## BRIEF 1
Give every song title that appears in quotation marks in the album review.

## SELECTED EXCERPT
## START
As Super Furry Animals settle into their second decade of recording and with it their status as veteran rockers, they're inevitably less surprising than they were at the outset of their career, when their music not only had an exhilarating rush, but there was a sense of impish glee, the sense that they were getting away with something that they shouldn't. That naturally has declined with the passage of time, yet with their seventh album, 2005's Love Kraft, SFA show signs of settling comfortably into their status as alt-rock veterans. Compared to the top-heavy, ponderous Rings Around the World and the trippy pop of Phantom Power, Love Kraft sounds warm and relaxed, lush and dreamy, with a strong, distinct sweet undercurrent to the music. Since Phantom producer Mario Caldato, Jr. has been brought back, it's not a great surprise that the album has a similar hazy vibe, but where that album seemed to drift away a little too often, Love Kraft floats in the air — perhaps it doesn't explore as much territory, but it canvasses its ground particularly well, creating a smooth, almost soulful spin on their signature prog-psych-pop sound. For the first time, each member of the group contributes a lead vocal, but it's a testament to the band's overriding vision that the album never sounds anything less than cohesive. If some of the songs seem to announce themselves in a grander fashion than others — "Zoom!" is an epic space-age opener, "Ohio Heat" has a wonderful spacy shimmer, and "Lazer Beam," the closest this record comes to an outright rocker, is as addictive as "Golden Retriever," as if Bacharach did psychedelic music — the songs that recede into the background are all strong and help tie the album together into an ideal late-night record, in all meanings of the term. Perhaps it's a little disappointing on some level that Love Kraft is merely a very good Super Furry Animals effort, with few surprises outside of its alluring sleekness, but this is another excellent album from a band that may no longer shock and surprise, yet always provides a rich, rewarding experience each time it releases a record.
## END
## MATERIAL
## START
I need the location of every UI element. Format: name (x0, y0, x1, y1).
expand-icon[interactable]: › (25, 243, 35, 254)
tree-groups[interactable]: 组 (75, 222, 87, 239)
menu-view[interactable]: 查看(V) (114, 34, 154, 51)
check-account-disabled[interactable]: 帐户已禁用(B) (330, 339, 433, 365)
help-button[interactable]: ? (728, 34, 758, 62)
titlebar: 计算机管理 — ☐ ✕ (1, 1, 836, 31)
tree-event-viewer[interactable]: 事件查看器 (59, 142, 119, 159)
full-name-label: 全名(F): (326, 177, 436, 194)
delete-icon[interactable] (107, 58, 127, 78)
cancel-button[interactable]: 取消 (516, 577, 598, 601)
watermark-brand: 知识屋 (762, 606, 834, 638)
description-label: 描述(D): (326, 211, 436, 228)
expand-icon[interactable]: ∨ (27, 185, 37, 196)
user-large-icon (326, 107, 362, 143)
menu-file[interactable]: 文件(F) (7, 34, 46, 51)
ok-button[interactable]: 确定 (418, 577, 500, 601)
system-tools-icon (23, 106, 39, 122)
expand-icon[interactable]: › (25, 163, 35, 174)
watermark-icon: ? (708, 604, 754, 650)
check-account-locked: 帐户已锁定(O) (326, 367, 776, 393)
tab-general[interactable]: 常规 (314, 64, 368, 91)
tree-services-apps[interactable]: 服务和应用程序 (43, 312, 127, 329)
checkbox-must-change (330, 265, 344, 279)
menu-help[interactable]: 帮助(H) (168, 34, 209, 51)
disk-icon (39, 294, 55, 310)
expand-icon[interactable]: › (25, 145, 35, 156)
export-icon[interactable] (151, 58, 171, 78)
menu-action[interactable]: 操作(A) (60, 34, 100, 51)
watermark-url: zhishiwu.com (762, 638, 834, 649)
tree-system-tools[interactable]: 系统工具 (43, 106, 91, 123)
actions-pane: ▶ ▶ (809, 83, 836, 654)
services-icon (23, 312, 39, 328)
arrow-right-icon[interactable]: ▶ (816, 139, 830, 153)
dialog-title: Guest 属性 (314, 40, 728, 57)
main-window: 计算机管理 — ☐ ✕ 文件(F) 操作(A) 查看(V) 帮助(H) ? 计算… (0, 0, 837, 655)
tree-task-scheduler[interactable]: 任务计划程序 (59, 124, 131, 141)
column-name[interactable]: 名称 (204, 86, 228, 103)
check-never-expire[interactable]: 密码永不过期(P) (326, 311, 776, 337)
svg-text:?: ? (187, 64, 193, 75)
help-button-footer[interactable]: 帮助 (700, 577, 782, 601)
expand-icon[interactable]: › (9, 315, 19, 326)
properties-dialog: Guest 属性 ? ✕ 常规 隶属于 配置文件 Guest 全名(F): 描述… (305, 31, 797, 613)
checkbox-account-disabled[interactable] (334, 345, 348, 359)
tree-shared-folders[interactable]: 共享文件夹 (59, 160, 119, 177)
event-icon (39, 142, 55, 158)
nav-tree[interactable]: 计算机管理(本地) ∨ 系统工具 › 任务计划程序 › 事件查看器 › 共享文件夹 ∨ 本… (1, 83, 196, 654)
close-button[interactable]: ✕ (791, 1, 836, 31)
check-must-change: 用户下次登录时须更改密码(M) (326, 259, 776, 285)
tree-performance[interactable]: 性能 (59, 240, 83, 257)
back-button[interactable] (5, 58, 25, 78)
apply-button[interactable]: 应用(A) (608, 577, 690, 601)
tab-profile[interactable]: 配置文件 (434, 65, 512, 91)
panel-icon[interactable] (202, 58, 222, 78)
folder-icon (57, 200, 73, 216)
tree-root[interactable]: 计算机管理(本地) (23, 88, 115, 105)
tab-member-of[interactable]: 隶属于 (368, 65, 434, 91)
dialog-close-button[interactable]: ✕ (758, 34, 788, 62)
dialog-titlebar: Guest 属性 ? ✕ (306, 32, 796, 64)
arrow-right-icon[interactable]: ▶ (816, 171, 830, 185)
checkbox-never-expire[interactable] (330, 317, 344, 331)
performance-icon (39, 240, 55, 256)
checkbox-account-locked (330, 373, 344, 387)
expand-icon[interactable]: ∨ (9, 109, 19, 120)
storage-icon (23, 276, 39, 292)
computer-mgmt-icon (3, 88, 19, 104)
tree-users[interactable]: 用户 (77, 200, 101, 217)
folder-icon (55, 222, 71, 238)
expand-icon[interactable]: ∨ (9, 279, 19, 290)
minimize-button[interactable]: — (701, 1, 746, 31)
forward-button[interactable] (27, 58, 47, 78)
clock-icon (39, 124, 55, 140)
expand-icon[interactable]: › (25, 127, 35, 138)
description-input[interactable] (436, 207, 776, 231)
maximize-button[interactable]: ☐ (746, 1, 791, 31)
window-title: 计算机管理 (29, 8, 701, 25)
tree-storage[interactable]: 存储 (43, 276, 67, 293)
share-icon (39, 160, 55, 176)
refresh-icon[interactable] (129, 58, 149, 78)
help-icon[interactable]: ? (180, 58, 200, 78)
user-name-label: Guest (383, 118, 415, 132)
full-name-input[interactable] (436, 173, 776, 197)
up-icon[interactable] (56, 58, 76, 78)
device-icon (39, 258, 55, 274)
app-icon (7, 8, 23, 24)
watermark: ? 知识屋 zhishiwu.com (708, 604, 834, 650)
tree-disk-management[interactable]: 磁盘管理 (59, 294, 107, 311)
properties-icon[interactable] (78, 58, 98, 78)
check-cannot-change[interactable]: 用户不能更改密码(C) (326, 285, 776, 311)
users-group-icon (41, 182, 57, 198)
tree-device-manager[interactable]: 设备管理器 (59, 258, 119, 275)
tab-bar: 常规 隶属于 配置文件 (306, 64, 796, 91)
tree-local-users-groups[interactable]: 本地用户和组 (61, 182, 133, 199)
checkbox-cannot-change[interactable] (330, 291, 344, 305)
## END
## BRIEF 2
Return the lines of the records from the first line through the line holding "cancel-button[interactable]: 取消 (516, 577, 598, 601)", inclusive, reproduced verbatim.

## TASK RESPONSE 1
- "Zoom!"
- "Ohio Heat"
- "Lazer Beam"
- "Golden Retriever"

## TASK RESPONSE 2
I need the location of every UI element. Format: name (x0, y0, x1, y1).
expand-icon[interactable]: › (25, 243, 35, 254)
tree-groups[interactable]: 组 (75, 222, 87, 239)
menu-view[interactable]: 查看(V) (114, 34, 154, 51)
check-account-disabled[interactable]: 帐户已禁用(B) (330, 339, 433, 365)
help-button[interactable]: ? (728, 34, 758, 62)
titlebar: 计算机管理 — ☐ ✕ (1, 1, 836, 31)
tree-event-viewer[interactable]: 事件查看器 (59, 142, 119, 159)
full-name-label: 全名(F): (326, 177, 436, 194)
delete-icon[interactable] (107, 58, 127, 78)
cancel-button[interactable]: 取消 (516, 577, 598, 601)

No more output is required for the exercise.